What is asked:
Give a verbatim quotation of every record.

+===+

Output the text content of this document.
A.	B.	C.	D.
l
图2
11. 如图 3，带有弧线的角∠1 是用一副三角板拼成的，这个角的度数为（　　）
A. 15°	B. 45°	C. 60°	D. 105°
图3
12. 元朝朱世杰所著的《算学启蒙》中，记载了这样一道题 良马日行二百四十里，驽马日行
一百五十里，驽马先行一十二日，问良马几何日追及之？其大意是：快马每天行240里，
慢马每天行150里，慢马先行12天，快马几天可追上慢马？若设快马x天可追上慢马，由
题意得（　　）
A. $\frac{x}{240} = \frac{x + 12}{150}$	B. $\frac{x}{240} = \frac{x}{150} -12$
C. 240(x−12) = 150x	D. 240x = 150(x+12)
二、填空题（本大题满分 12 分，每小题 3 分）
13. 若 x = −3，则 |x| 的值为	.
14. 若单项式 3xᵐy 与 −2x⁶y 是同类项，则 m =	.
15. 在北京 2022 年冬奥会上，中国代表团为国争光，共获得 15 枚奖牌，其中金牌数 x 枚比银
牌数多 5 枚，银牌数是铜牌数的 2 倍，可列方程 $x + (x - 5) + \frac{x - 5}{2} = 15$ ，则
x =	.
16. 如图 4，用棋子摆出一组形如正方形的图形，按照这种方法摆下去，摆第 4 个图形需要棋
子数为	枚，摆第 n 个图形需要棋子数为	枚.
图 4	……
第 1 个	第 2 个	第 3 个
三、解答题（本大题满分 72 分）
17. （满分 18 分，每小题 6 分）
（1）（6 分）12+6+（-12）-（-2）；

+===+

Written solution:
Output the text content of this document.
A.	B.	C.	D.
l
图2
11. 如图 3，带有弧线的角∠1 是用一副三角板拼成的，这个角的度数为（　　）
A. 15°	B. 45°	C. 60°	D. 105°
图3
12. 元朝朱世杰所著的《算学启蒙》中，记载了这样一道题 良马日行二百四十里，驽马日行
一百五十里，驽马先行一十二日，问良马几何日追及之？其大意是：快马每天行240里，
慢马每天行150里，慢马先行12天，快马几天可追上慢马？若设快马x天可追上慢马，由
题意得（　　）
A. $\frac{x}{240} = \frac{x + 12}{150}$	B. $\frac{x}{240} = \frac{x}{150} -12$
C. 240(x−12) = 150x	D. 240x = 150(x+12)
二、填空题（本大题满分 12 分，每小题 3 分）
13. 若 x = −3，则 |x| 的值为	.
14. 若单项式 3xᵐy 与 −2x⁶y 是同类项，则 m =	.
15. 在北京 2022 年冬奥会上，中国代表团为国争光，共获得 15 枚奖牌，其中金牌数 x 枚比银
牌数多 5 枚，银牌数是铜牌数的 2 倍，可列方程 $x + (x - 5) + \frac{x - 5}{2} = 15$ ，则
x =	.
16. 如图 4，用棋子摆出一组形如正方形的图形，按照这种方法摆下去，摆第 4 个图形需要棋
子数为	枚，摆第 n 个图形需要棋子数为	枚.
图 4	……
第 1 个	第 2 个	第 3 个
三、解答题（本大题满分 72 分）
17. （满分 18 分，每小题 6 分）
（1）（6 分）12+6+（-12）-（-2）；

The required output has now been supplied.